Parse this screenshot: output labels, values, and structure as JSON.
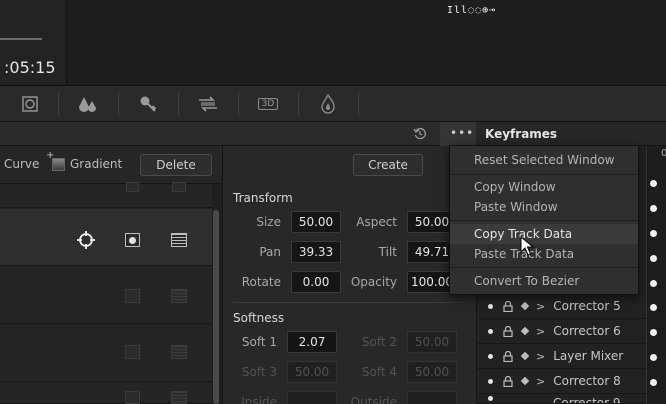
{
  "viewer": {
    "timecode": ":05:15",
    "status_icons": "Ill◌◌⊕⊸"
  },
  "toolbar": {
    "tools": [
      "window-icon",
      "qualifier-icon",
      "key-icon",
      "blur-icon",
      "3d-icon",
      "fx-icon"
    ],
    "label_3d": "3D"
  },
  "window_panel": {
    "curve_label": "Curve",
    "gradient_label": "Gradient",
    "delete_label": "Delete"
  },
  "transform_panel": {
    "create_label": "Create",
    "transform_title": "Transform",
    "fields": {
      "size_label": "Size",
      "size_value": "50.00",
      "aspect_label": "Aspect",
      "aspect_value": "50.00",
      "pan_label": "Pan",
      "pan_value": "39.33",
      "tilt_label": "Tilt",
      "tilt_value": "49.71",
      "rotate_label": "Rotate",
      "rotate_value": "0.00",
      "opacity_label": "Opacity",
      "opacity_value": "100.00"
    },
    "softness_title": "Softness",
    "softness": {
      "soft1_label": "Soft 1",
      "soft1_value": "2.07",
      "soft2_label": "Soft 2",
      "soft2_value": "50.00",
      "soft3_label": "Soft 3",
      "soft3_value": "50.00",
      "soft4_label": "Soft 4",
      "soft4_value": "50.00",
      "inside_label": "Inside",
      "outside_label": "Outside"
    }
  },
  "keyframes": {
    "title": "Keyframes",
    "time_zero": "0",
    "tracks": [
      "Corrector 5",
      "Corrector 6",
      "Layer Mixer",
      "Corrector 8",
      "Corrector 9"
    ]
  },
  "context_menu": {
    "items": [
      "Reset Selected Window",
      "Copy Window",
      "Paste Window",
      "Copy Track Data",
      "Paste Track Data",
      "Convert To Bezier"
    ]
  },
  "colors": {
    "background": "#1c1c1e",
    "menu_bg": "#2f2f31",
    "menu_hover": "#3b3b3d"
  }
}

______

== Exercise instructions ==
Each entry above should be reproduced exactly, with the pictures removed.

== Reply to the task ==
Parse this screenshot: output labels, values, and structure as JSON.
{
  "viewer": {
    "timecode": ":05:15",
    "status_icons": "Ill◌◌⊕⊸"
  },
  "toolbar": {
    "tools": [
      "window-icon",
      "qualifier-icon",
      "key-icon",
      "blur-icon",
      "3d-icon",
      "fx-icon"
    ],
    "label_3d": "3D"
  },
  "window_panel": {
    "curve_label": "Curve",
    "gradient_label": "Gradient",
    "delete_label": "Delete"
  },
  "transform_panel": {
    "create_label": "Create",
    "transform_title": "Transform",
    "fields": {
      "size_label": "Size",
      "size_value": "50.00",
      "aspect_label": "Aspect",
      "aspect_value": "50.00",
      "pan_label": "Pan",
      "pan_value": "39.33",
      "tilt_label": "Tilt",
      "tilt_value": "49.71",
      "rotate_label": "Rotate",
      "rotate_value": "0.00",
      "opacity_label": "Opacity",
      "opacity_value": "100.00"
    },
    "softness_title": "Softness",
    "softness": {
      "soft1_label": "Soft 1",
      "soft1_value": "2.07",
      "soft2_label": "Soft 2",
      "soft2_value": "50.00",
      "soft3_label": "Soft 3",
      "soft3_value": "50.00",
      "soft4_label": "Soft 4",
      "soft4_value": "50.00",
      "inside_label": "Inside",
      "outside_label": "Outside"
    }
  },
  "keyframes": {
    "title": "Keyframes",
    "time_zero": "0",
    "tracks": [
      "Corrector 5",
      "Corrector 6",
      "Layer Mixer",
      "Corrector 8",
      "Corrector 9"
    ]
  },
  "context_menu": {
    "items": [
      "Reset Selected Window",
      "Copy Window",
      "Paste Window",
      "Copy Track Data",
      "Paste Track Data",
      "Convert To Bezier"
    ]
  },
  "colors": {
    "background": "#1c1c1e",
    "menu_bg": "#2f2f31",
    "menu_hover": "#3b3b3d"
  }
}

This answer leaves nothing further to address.